__INSTRUCTIONS TO FOLLOW__. Go through the lines below and copy each one that holds the string "lift".
[Start DATA SHOWN]
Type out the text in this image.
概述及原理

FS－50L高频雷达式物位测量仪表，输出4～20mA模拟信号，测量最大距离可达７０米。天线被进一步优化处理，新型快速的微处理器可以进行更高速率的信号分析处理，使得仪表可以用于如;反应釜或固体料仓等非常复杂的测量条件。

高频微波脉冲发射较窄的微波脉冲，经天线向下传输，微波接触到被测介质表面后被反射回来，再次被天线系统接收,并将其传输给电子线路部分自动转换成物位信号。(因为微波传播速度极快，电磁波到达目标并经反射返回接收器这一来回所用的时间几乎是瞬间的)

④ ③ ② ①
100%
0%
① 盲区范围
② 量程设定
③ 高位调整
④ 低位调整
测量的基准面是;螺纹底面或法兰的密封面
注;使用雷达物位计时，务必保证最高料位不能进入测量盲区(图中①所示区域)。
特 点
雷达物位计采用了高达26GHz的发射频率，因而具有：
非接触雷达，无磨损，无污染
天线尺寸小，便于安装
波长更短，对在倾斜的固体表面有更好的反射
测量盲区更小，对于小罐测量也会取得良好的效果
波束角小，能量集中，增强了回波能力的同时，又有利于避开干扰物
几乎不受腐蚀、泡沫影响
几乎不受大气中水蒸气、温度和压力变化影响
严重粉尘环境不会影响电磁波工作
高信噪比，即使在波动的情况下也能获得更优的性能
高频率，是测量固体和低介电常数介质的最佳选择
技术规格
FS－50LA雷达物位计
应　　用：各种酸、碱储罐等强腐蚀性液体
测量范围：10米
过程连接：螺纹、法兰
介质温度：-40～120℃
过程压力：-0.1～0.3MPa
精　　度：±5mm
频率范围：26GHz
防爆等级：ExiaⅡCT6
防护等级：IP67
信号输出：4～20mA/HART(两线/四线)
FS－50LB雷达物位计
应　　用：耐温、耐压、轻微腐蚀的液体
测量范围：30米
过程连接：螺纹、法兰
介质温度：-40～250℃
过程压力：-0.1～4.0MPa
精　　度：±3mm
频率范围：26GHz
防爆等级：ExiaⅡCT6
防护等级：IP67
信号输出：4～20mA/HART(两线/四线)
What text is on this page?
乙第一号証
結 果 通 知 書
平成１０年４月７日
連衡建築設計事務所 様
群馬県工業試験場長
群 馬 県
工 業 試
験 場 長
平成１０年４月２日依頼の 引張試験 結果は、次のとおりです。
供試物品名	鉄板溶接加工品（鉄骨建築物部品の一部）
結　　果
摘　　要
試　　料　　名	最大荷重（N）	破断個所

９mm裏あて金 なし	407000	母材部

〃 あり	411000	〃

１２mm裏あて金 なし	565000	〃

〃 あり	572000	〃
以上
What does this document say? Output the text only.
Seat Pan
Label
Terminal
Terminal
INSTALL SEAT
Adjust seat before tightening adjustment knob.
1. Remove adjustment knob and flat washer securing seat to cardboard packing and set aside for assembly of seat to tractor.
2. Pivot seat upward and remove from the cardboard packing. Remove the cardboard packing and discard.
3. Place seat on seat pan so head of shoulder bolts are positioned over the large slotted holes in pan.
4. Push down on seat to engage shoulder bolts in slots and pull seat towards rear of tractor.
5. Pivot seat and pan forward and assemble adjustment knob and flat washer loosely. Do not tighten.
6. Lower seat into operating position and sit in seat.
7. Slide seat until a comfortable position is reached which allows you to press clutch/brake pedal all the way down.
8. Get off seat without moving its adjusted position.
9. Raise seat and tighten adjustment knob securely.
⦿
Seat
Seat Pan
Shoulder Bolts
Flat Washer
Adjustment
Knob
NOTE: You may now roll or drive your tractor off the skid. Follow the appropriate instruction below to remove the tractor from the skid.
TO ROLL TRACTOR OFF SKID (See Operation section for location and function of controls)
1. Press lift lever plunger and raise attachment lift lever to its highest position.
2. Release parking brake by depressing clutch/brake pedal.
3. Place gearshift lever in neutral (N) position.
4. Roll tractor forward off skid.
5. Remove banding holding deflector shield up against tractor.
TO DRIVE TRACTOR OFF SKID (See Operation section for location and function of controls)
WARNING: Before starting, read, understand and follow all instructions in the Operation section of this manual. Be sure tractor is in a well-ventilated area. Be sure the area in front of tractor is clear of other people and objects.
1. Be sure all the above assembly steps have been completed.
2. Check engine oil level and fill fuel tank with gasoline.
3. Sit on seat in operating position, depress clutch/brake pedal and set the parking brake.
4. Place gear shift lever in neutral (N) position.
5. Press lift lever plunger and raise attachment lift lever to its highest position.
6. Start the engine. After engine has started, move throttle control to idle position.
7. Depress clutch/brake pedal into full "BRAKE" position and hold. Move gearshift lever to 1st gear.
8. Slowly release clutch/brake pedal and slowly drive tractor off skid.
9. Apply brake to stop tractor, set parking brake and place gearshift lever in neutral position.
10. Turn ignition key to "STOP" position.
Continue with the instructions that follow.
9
[End DATA SHOWN]
__ANSWER TO THE EXERCISE__.
1. Press lift lever plunger and raise attachment lift lever to its highest position.
5. Press lift lever plunger and raise attachment lift lever to its highest position.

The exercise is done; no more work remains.